(EXTRACTED MATERIAL):
--
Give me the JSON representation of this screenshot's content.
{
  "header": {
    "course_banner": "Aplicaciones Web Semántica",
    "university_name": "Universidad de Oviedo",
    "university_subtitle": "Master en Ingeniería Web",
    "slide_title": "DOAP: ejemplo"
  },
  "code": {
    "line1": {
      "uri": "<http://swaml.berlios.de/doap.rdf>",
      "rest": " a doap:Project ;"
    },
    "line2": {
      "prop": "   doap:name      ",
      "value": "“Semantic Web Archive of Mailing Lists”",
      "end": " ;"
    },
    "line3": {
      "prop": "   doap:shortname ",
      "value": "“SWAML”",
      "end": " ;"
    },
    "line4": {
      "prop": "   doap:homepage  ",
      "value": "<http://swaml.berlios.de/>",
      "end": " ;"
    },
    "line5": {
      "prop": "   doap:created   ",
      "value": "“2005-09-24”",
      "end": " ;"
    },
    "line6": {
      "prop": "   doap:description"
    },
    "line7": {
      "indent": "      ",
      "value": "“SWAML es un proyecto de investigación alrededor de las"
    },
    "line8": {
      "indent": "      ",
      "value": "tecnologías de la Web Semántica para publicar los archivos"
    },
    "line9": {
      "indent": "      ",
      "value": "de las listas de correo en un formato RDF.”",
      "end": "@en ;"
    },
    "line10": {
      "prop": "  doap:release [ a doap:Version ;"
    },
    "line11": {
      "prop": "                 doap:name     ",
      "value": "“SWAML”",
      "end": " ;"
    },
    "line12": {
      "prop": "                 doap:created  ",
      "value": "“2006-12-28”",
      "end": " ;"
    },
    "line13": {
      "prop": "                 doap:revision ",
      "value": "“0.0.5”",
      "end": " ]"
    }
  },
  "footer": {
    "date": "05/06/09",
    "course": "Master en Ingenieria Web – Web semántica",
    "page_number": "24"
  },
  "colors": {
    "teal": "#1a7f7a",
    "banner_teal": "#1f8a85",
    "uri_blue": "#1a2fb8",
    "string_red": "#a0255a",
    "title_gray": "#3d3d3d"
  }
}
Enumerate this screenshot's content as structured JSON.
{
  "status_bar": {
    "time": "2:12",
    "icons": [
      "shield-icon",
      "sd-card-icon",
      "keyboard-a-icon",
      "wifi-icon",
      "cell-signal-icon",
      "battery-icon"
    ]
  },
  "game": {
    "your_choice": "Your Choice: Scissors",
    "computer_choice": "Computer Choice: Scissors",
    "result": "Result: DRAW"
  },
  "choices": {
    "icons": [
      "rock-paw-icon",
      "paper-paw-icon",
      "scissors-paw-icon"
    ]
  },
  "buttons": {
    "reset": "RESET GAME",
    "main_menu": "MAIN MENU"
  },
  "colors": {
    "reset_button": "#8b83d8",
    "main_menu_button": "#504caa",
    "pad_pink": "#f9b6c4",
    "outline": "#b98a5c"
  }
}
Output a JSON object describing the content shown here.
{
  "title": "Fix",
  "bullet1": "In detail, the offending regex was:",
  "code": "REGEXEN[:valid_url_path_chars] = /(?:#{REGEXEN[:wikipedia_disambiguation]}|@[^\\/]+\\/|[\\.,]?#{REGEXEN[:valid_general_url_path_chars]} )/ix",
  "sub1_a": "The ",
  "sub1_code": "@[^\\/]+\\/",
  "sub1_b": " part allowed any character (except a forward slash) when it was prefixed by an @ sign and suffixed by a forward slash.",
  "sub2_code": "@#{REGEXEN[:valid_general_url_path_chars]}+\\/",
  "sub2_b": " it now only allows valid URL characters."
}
--
(SHORT TASK):
In the records above, how many lines contain the string "prop"? State that number only.

(EXERCISE RESPONSE):
9